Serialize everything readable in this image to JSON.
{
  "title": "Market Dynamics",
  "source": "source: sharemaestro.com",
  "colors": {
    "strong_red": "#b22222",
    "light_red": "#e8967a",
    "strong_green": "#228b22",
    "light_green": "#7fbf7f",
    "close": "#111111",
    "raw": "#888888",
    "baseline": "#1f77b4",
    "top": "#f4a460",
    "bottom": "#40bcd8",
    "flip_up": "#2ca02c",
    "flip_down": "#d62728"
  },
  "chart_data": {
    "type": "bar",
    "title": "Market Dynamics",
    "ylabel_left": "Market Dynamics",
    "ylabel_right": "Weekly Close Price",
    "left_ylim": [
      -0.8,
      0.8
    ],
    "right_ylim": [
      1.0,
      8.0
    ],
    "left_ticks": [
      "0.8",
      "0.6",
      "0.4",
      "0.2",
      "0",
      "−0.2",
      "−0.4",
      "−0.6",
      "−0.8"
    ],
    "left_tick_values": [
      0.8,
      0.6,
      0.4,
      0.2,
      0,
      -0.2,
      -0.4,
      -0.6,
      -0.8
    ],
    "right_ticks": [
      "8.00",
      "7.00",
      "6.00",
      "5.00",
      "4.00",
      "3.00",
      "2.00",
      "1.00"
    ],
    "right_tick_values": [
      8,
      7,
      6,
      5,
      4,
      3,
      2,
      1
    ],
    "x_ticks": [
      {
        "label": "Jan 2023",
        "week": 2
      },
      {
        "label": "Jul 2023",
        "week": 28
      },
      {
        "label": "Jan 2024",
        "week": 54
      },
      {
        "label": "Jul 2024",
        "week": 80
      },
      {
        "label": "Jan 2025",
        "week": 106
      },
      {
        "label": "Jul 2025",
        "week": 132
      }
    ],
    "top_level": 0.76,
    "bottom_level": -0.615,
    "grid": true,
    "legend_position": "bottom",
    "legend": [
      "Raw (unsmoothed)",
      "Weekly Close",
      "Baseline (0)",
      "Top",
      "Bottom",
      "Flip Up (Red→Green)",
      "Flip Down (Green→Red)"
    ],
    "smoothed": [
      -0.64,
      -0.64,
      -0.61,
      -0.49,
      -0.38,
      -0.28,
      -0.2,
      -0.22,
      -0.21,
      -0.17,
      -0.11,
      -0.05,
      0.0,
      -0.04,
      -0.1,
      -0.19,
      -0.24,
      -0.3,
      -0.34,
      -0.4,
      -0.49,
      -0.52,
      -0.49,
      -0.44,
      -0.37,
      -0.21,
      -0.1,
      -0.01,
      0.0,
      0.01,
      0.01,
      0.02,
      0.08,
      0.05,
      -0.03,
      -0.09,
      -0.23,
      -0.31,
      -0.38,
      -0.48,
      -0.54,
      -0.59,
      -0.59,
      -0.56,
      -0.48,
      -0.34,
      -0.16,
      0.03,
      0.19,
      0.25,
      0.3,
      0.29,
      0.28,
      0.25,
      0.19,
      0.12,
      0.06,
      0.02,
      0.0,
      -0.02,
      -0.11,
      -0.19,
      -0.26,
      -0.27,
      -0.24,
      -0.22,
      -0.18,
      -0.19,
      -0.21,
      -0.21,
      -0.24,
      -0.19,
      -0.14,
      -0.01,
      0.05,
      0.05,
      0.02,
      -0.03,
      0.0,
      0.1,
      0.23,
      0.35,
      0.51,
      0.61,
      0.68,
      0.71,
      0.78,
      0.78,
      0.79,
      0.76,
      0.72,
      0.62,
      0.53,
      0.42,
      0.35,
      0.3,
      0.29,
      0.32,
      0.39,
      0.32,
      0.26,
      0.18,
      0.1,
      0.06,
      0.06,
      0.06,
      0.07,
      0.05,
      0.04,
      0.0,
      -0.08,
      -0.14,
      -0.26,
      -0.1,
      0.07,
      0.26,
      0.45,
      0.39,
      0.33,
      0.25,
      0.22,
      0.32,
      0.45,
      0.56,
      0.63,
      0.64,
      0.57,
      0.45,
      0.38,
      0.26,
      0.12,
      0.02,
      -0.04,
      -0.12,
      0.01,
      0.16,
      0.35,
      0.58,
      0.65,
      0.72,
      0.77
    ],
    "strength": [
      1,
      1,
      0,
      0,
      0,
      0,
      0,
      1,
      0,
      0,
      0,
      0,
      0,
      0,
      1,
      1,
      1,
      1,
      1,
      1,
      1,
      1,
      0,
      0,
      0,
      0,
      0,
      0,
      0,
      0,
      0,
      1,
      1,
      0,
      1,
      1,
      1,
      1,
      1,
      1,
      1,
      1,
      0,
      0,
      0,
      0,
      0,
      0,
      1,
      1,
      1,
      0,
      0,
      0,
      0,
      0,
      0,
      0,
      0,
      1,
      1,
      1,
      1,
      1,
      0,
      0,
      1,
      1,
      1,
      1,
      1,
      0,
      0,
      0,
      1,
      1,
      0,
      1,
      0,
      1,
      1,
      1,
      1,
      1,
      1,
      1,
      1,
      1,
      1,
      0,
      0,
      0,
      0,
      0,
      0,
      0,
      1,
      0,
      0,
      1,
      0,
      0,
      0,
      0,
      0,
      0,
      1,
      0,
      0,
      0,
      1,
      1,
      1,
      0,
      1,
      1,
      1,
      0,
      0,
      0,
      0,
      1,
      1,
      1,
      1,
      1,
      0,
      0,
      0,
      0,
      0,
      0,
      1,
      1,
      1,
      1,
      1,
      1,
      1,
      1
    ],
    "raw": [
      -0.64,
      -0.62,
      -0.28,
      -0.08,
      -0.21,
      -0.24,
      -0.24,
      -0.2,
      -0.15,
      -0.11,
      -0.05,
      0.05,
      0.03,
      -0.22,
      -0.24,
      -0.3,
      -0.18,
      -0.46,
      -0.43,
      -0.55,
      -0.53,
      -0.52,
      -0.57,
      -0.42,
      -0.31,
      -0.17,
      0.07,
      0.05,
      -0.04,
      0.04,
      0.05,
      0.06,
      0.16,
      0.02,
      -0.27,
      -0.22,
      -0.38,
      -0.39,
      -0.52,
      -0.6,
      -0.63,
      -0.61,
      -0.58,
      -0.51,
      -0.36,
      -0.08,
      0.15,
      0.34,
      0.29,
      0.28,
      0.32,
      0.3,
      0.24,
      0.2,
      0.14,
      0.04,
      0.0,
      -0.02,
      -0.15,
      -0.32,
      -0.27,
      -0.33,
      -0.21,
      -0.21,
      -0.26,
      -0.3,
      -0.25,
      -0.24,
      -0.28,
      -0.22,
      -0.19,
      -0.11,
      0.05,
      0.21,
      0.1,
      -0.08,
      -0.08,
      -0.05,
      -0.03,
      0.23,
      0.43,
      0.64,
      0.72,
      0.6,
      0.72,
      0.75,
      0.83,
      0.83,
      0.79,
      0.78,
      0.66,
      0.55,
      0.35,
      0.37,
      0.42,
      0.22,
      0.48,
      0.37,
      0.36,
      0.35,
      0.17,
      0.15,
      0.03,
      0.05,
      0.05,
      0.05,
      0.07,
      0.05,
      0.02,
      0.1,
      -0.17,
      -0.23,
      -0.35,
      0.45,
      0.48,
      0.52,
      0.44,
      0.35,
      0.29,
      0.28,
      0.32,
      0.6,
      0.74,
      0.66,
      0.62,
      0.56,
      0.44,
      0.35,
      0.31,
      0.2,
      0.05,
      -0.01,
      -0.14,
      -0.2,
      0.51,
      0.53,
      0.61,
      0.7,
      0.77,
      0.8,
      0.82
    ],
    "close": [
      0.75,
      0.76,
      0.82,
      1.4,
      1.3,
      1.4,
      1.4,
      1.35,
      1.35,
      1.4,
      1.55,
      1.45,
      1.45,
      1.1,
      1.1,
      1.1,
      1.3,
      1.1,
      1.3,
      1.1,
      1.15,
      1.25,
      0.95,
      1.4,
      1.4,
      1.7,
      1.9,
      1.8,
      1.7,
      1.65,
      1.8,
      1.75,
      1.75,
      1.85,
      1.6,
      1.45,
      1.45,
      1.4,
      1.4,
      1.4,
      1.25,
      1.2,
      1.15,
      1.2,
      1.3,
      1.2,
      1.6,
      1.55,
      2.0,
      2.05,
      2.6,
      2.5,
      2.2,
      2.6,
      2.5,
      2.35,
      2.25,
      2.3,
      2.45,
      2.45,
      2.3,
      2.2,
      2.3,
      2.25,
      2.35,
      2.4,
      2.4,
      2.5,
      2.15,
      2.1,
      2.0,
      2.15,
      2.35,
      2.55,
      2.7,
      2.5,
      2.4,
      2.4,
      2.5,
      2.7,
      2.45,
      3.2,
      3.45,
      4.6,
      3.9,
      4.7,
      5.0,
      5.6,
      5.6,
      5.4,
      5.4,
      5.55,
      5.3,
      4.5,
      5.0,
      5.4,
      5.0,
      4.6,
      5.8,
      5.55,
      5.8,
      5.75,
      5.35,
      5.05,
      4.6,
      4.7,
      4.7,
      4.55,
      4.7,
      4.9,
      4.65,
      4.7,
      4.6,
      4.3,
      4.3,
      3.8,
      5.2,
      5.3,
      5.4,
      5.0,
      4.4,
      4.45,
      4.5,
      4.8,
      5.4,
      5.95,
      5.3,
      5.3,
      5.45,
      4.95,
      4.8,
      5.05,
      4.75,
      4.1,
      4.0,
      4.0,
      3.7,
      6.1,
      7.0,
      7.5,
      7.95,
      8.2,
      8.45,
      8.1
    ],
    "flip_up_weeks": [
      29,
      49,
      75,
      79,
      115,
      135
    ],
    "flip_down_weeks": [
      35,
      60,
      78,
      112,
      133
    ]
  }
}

####################

Make a copy of each line that contains the string "Market".

- **The completed task**:
  "title": "Market Dynamics",
    "title": "Market Dynamics",
    "ylabel_left": "Market Dynamics",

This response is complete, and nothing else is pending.